[Entries from a dataset]

>> start

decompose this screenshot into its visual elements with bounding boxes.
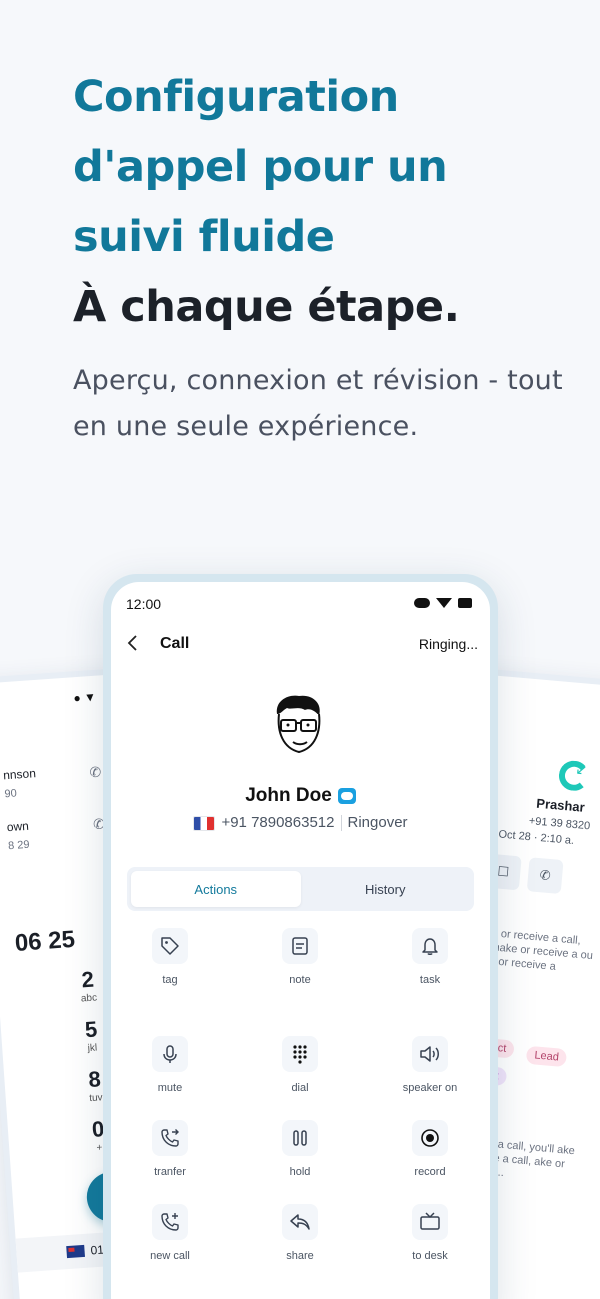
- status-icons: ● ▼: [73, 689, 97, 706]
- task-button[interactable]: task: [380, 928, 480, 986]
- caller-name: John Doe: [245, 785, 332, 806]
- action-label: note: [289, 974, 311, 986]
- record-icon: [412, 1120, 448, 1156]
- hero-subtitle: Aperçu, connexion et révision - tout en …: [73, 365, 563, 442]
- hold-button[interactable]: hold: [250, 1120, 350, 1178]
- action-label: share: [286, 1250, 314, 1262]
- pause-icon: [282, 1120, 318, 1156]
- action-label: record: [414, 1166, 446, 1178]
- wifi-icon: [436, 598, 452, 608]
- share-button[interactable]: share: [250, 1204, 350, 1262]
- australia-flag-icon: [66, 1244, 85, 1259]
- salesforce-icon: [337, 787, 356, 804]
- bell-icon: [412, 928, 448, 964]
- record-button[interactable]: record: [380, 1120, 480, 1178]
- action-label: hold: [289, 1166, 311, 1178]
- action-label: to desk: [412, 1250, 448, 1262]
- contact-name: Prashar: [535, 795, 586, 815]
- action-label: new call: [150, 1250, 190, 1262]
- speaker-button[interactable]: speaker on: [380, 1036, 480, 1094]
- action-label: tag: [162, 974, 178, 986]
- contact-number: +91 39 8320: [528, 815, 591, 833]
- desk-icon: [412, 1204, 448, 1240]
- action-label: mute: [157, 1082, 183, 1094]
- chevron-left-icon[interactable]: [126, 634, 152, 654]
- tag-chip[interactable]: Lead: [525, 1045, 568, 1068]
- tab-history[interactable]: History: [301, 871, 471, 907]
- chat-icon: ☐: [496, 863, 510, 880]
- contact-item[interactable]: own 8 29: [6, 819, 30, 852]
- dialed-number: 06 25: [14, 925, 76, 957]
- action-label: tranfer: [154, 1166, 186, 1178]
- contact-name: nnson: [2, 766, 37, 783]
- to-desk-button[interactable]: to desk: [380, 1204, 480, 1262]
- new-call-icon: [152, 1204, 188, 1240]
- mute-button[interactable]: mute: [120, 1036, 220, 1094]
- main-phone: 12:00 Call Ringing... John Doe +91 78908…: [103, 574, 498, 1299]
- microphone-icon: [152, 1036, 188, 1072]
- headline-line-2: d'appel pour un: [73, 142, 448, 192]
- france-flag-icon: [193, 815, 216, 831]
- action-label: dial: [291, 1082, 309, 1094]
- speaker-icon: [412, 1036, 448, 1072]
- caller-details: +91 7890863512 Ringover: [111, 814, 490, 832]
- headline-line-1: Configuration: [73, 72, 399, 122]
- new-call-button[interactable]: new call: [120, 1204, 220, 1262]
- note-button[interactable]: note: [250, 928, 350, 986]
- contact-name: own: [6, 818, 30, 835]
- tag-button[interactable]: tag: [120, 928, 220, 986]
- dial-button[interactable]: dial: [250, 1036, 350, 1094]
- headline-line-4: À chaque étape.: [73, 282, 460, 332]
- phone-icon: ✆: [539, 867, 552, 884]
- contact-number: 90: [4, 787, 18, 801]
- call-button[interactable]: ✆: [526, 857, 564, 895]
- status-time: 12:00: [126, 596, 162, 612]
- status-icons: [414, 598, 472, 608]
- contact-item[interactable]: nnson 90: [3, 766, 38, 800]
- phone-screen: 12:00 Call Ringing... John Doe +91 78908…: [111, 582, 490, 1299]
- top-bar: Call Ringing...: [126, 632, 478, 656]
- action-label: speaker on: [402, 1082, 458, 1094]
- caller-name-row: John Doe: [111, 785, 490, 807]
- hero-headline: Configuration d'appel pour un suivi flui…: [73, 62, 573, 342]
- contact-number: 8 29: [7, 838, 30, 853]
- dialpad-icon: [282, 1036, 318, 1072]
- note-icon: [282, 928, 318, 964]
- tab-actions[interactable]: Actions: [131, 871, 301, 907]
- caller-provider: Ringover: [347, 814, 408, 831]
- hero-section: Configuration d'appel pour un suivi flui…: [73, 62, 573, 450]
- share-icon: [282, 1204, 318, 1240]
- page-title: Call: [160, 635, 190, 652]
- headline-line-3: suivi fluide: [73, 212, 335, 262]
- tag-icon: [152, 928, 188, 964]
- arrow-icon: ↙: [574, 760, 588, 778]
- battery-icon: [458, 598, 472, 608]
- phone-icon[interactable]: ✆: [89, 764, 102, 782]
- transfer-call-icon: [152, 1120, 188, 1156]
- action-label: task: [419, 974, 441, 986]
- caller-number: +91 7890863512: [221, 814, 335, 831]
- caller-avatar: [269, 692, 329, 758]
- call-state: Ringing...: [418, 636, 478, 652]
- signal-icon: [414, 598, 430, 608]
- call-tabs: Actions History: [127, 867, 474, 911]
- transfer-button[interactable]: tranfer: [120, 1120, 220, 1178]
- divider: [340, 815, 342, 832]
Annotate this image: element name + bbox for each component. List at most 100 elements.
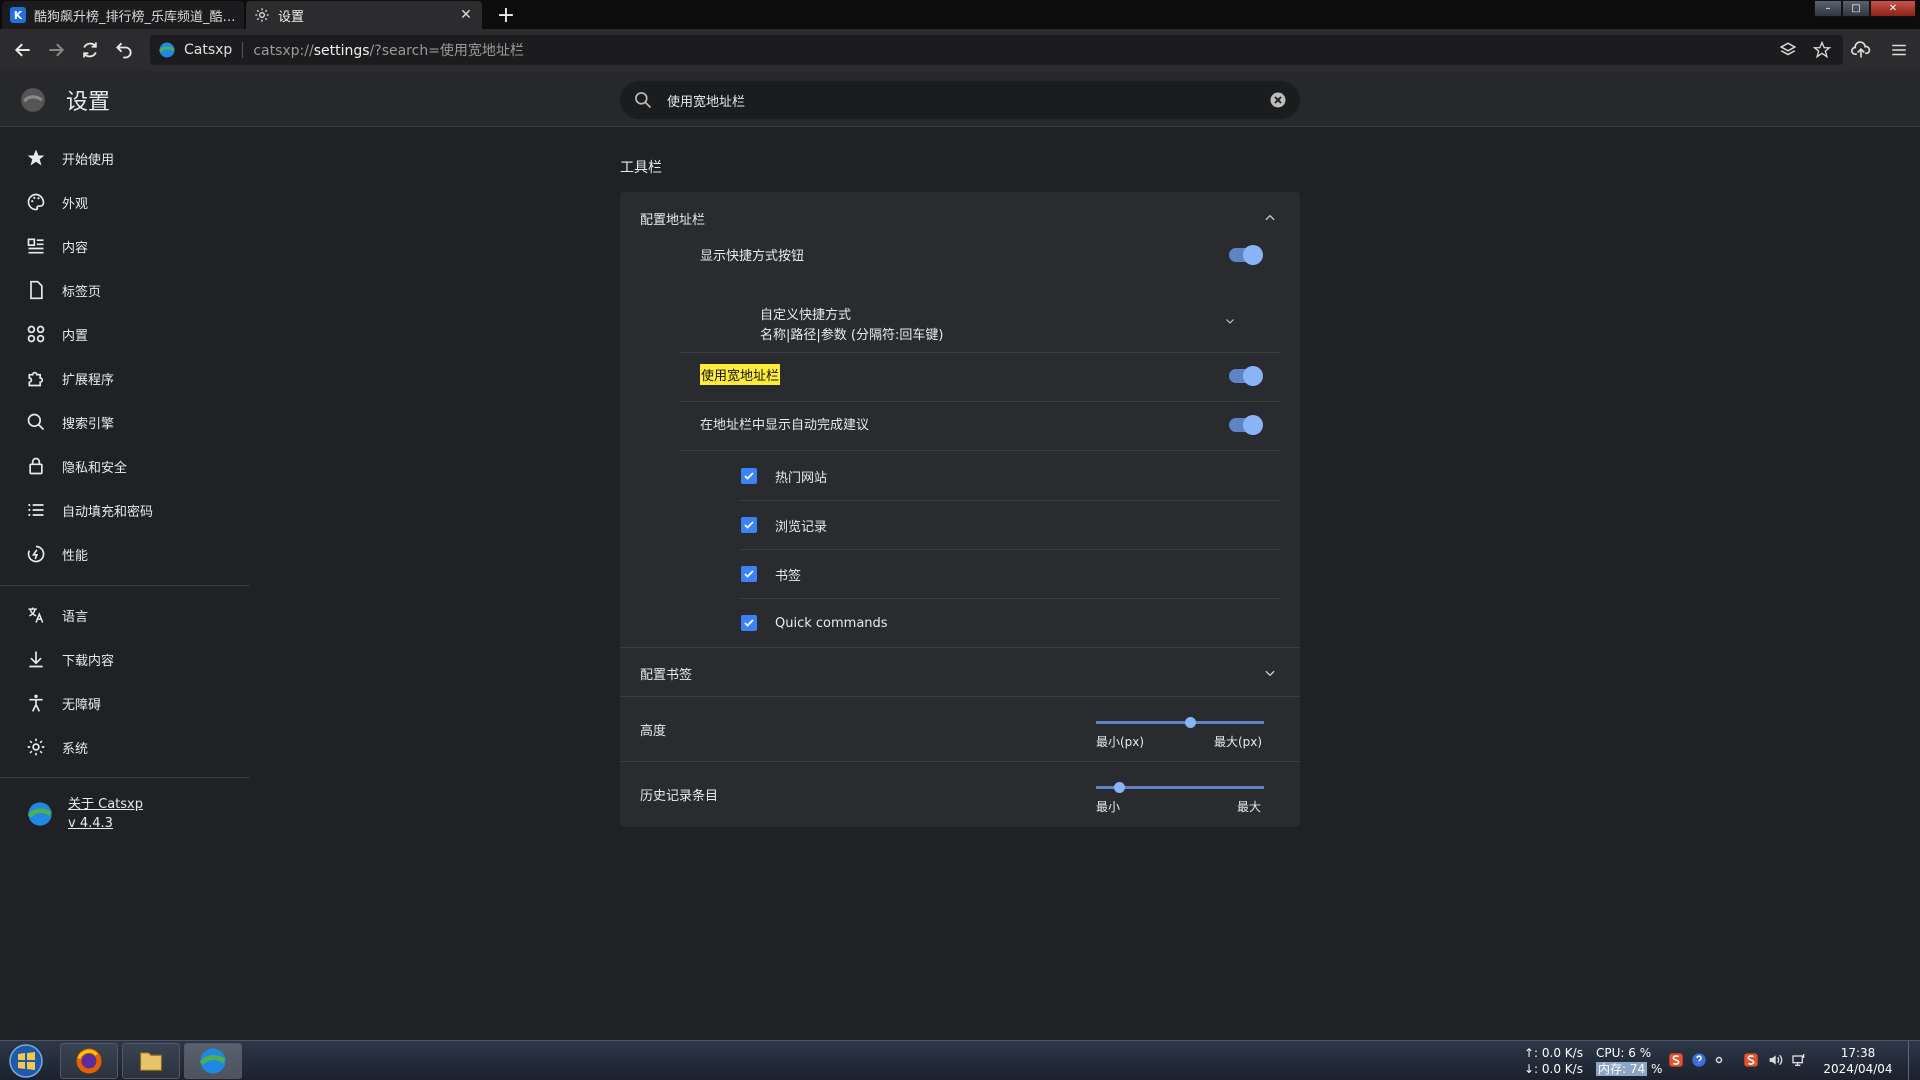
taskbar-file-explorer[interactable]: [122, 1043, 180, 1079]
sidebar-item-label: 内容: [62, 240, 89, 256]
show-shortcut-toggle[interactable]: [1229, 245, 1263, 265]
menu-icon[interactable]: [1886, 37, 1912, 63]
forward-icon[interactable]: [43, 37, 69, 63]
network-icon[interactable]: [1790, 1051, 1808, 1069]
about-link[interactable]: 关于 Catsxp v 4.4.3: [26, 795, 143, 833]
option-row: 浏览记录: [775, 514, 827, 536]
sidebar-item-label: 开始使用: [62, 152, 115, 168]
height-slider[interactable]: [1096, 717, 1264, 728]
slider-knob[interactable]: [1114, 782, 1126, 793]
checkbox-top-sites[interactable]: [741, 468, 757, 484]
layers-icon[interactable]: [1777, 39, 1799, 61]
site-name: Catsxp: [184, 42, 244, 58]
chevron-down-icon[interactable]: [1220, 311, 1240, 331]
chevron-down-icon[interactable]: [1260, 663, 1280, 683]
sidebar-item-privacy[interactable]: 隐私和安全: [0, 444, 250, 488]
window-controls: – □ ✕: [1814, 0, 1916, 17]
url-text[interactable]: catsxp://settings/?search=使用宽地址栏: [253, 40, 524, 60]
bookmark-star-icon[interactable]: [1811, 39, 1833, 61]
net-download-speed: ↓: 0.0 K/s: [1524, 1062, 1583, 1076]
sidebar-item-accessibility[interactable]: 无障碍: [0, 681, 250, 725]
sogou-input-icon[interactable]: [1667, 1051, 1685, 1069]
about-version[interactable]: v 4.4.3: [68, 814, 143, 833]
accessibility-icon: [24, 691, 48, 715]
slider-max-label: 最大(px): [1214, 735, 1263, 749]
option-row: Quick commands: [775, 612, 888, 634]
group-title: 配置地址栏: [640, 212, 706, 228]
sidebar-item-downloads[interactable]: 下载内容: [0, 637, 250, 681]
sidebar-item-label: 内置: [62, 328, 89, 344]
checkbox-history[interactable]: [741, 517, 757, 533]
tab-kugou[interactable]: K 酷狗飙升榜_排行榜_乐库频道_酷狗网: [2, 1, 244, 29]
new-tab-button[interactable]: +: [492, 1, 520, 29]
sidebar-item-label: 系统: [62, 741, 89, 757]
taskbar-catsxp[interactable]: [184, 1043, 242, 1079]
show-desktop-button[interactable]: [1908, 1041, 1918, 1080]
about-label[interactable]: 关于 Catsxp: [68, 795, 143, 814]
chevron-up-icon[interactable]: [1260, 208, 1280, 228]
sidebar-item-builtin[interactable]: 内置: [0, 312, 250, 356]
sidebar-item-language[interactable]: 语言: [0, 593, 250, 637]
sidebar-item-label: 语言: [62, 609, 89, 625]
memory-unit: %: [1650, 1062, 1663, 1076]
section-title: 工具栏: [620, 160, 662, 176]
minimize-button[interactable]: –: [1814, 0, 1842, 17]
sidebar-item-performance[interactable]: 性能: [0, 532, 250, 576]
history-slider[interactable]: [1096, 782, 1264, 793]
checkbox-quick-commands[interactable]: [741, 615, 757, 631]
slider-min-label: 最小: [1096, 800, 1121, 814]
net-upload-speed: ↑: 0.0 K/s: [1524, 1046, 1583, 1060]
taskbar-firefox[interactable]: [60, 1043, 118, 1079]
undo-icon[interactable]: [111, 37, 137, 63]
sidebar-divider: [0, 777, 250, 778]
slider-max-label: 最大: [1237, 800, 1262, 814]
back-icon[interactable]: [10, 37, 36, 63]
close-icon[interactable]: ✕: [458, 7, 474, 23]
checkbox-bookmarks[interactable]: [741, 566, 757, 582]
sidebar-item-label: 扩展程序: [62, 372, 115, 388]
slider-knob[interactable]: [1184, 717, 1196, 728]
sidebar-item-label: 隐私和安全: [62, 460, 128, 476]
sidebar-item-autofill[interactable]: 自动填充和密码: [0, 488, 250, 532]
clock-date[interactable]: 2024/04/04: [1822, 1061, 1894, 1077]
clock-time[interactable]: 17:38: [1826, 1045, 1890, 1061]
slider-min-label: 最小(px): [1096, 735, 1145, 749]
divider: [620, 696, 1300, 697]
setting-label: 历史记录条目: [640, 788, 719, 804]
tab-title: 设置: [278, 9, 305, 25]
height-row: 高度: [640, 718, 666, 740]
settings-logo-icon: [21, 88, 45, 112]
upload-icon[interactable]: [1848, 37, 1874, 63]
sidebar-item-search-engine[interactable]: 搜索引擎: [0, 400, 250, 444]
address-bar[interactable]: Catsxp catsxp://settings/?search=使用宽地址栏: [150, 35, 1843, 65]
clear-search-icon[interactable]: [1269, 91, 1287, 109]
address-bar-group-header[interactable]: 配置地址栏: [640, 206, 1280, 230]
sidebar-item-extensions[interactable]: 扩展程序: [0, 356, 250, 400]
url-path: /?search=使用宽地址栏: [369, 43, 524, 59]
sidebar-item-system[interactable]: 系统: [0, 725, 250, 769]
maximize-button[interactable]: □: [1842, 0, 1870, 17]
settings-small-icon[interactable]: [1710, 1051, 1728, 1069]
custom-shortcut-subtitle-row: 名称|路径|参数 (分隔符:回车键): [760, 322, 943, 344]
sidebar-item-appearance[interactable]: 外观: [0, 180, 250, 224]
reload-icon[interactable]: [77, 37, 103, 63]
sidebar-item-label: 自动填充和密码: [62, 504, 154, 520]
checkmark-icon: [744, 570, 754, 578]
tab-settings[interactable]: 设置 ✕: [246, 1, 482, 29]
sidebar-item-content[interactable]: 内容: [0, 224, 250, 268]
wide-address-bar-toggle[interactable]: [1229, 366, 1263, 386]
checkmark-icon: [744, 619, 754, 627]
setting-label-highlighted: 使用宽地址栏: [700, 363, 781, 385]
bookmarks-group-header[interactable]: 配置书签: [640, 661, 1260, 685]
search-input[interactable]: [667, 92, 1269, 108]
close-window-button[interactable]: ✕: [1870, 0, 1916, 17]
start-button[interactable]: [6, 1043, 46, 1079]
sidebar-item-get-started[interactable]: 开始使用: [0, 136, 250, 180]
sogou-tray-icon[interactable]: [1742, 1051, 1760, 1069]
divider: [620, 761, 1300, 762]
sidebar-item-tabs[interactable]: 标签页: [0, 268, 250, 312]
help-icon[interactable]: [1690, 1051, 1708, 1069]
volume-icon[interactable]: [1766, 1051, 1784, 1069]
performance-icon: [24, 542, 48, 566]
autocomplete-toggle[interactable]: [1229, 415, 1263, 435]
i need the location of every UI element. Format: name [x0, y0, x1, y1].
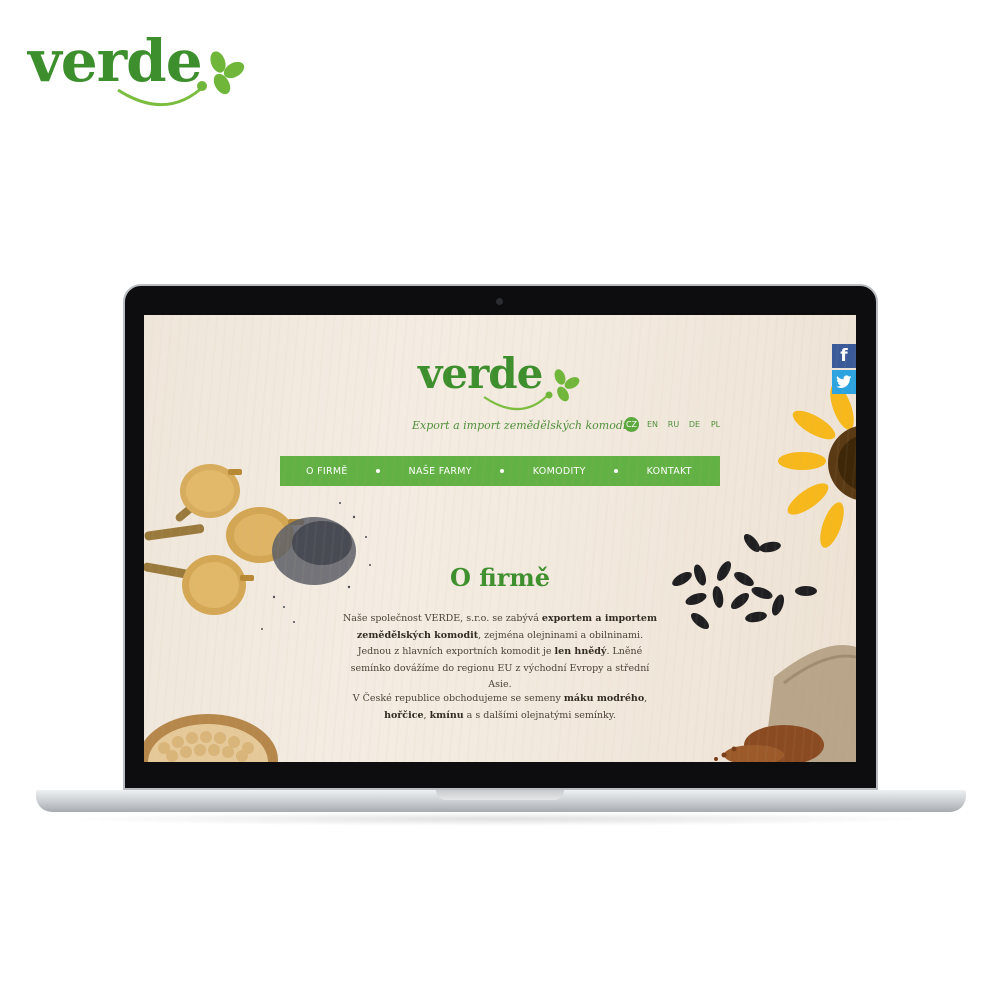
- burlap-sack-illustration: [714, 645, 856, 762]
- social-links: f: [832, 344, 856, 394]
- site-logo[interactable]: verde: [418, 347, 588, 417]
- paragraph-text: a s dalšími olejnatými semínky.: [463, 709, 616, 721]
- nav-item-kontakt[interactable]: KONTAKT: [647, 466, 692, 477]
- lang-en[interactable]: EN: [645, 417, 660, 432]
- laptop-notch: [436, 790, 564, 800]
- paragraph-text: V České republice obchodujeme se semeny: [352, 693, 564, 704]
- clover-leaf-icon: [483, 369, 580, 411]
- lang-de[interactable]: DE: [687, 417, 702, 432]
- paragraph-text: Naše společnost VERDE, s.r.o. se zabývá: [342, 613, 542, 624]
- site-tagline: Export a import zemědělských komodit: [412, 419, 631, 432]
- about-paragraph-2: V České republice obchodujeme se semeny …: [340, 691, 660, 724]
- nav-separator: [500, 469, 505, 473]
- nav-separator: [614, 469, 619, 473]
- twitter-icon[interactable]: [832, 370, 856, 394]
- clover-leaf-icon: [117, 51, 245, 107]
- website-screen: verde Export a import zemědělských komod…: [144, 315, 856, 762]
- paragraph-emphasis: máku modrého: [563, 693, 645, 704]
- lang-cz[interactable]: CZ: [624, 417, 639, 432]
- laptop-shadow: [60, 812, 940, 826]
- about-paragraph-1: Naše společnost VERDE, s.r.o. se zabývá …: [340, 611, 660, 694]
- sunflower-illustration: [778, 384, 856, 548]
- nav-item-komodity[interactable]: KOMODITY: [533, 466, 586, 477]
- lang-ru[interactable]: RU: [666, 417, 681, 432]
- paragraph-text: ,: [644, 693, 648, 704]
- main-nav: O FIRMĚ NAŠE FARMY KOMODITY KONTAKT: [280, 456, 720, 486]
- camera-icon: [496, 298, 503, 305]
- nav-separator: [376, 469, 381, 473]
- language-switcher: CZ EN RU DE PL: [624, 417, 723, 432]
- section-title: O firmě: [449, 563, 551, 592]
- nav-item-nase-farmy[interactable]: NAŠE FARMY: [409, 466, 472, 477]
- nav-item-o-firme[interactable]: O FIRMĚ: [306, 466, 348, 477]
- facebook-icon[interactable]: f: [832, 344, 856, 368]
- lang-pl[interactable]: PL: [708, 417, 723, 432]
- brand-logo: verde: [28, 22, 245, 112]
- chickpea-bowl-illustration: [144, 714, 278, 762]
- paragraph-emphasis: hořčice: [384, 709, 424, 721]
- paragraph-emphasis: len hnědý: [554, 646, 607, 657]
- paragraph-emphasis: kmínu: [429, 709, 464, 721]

>> end

**EXERCISE DIRECTIONS**
Return the lines of the items above verbatim, beginning with the line that contains "- burlap-sack-illustration: [714, 645, 856, 762]" and continuing through the line that contains "- laptop-shadow: [60, 812, 940, 826]", with both of those lines included.

**SOLUTION TO THE PROBLEM**
- burlap-sack-illustration: [714, 645, 856, 762]
- social-links: f: [832, 344, 856, 394]
- site-logo[interactable]: verde: [418, 347, 588, 417]
- paragraph-text: a s dalšími olejnatými semínky.: [463, 709, 616, 721]
- nav-item-kontakt[interactable]: KONTAKT: [647, 466, 692, 477]
- lang-en[interactable]: EN: [645, 417, 660, 432]
- laptop-notch: [436, 790, 564, 800]
- paragraph-text: V České republice obchodujeme se semeny: [352, 693, 564, 704]
- clover-leaf-icon: [483, 369, 580, 411]
- lang-de[interactable]: DE: [687, 417, 702, 432]
- paragraph-text: Naše společnost VERDE, s.r.o. se zabývá: [342, 613, 542, 624]
- site-tagline: Export a import zemědělských komodit: [412, 419, 631, 432]
- about-paragraph-2: V České republice obchodujeme se semeny …: [340, 691, 660, 724]
- nav-separator: [500, 469, 505, 473]
- nav-separator: [614, 469, 619, 473]
- twitter-icon[interactable]: [832, 370, 856, 394]
- clover-leaf-icon: [117, 51, 245, 107]
- website-screen: verde Export a import zemědělských komod…: [144, 315, 856, 762]
- paragraph-emphasis: máku modrého: [563, 693, 645, 704]
- lang-cz[interactable]: CZ: [624, 417, 639, 432]
- laptop-shadow: [60, 812, 940, 826]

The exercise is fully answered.